▸ **Records**:

+++

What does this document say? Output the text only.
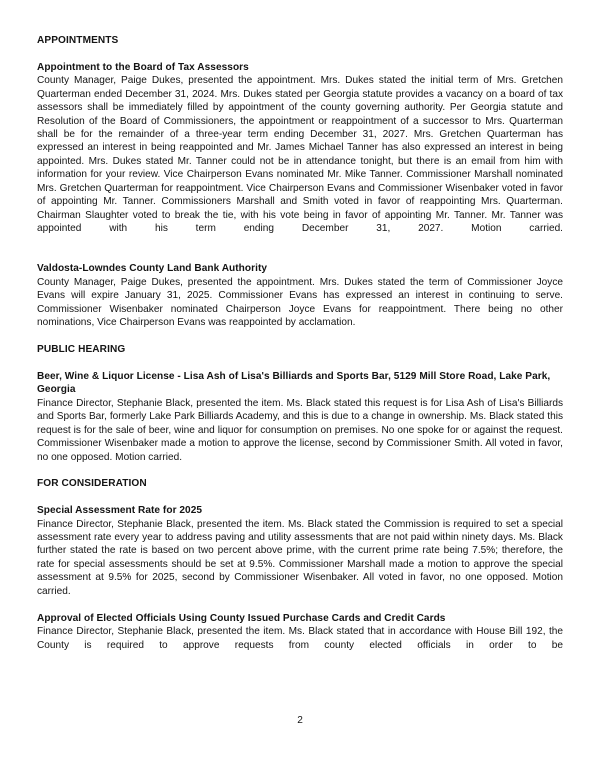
APPOINTMENTS
Appointment to the Board of Tax Assessors

County Manager, Paige Dukes, presented the appointment. Mrs. Dukes stated the initial term of Mrs. Gretchen Quarterman ended December 31, 2024. Mrs. Dukes stated per Georgia statute provides a vacancy on a board of tax assessors shall be immediately filled by appointment of the county governing authority. Per Georgia statute and Resolution of the Board of Commissioners, the appointment or reappointment of a successor to Mrs. Quarterman shall be for the remainder of a three-year term ending December 31, 2027. Mrs. Gretchen Quarterman has expressed an interest in being reappointed and Mr. James Michael Tanner has also expressed an interest in being appointed. Mrs. Dukes stated Mr. Tanner could not be in attendance tonight, but there is an email from him with information for your review. Vice Chairperson Evans nominated Mr. Mike Tanner. Commissioner Marshall nominated Mrs. Gretchen Quarterman for reappointment. Vice Chairperson Evans and Commissioner Wisenbaker voted in favor of appointing Mr. Tanner. Commissioners Marshall and Smith voted in favor of reappointing Mrs. Quarterman. Chairman Slaughter voted to break the tie, with his vote being in favor of appointing Mr. Tanner. Mr. Tanner was appointed with his term ending December 31, 2027. Motion carried.

Valdosta-Lowndes County Land Bank Authority

County Manager, Paige Dukes, presented the appointment. Mrs. Dukes stated the term of Commissioner Joyce Evans will expire January 31, 2025. Commissioner Evans has expressed an interest in continuing to serve. Commissioner Wisenbaker nominated Chairperson Joyce Evans for reappointment. There being no other nominations, Vice Chairperson Evans was reappointed by acclamation.

PUBLIC HEARING
Beer, Wine & Liquor License - Lisa Ash of Lisa's Billiards and Sports Bar, 5129 Mill Store Road, Lake Park, Georgia

Finance Director, Stephanie Black, presented the item. Ms. Black stated this request is for Lisa Ash of Lisa's Billiards and Sports Bar, formerly Lake Park Billiards Academy, and this is due to a change in ownership. Ms. Black stated this request is for the sale of beer, wine and liquor for consumption on premises. No one spoke for or against the request. Commissioner Wisenbaker made a motion to approve the license, second by Commissioner Smith. All voted in favor, no one opposed. Motion carried.

FOR CONSIDERATION
Special Assessment Rate for 2025

Finance Director, Stephanie Black, presented the item. Ms. Black stated the Commission is required to set a special assessment rate every year to address paving and utility assessments that are not paid within ninety days. Ms. Black further stated the rate is based on two percent above prime, with the current prime rate being 7.5%; therefore, the rate for special assessments should be set at 9.5%. Commissioner Marshall made a motion to approve the special assessment at 9.5% for 2025, second by Commissioner Wisenbaker. All voted in favor, no one opposed. Motion carried.

Approval of Elected Officials Using County Issued Purchase Cards and Credit Cards

Finance Director, Stephanie Black, presented the item. Ms. Black stated that in accordance with House Bill 192, the County is required to approve requests from county elected officials in order to be

2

+++

▸ **Task instructions**: Extract every line from the records above that contains the word "required".

▸ **Answer for the task**:
Finance Director, Stephanie Black, presented the item. Ms. Black stated the Commission is required to set a special assessment rate every year to address paving and utility assessments that are not paid within ninety days. Ms. Black further stated the rate is based on two percent above prime, with the current prime rate being 7.5%; therefore, the rate for special assessments should be set at 9.5%. Commissioner Marshall made a motion to approve the special assessment at 9.5% for 2025, second by Commissioner Wisenbaker. All voted in favor, no one opposed. Motion carried.
Finance Director, Stephanie Black, presented the item. Ms. Black stated that in accordance with House Bill 192, the County is required to approve requests from county elected officials in order to be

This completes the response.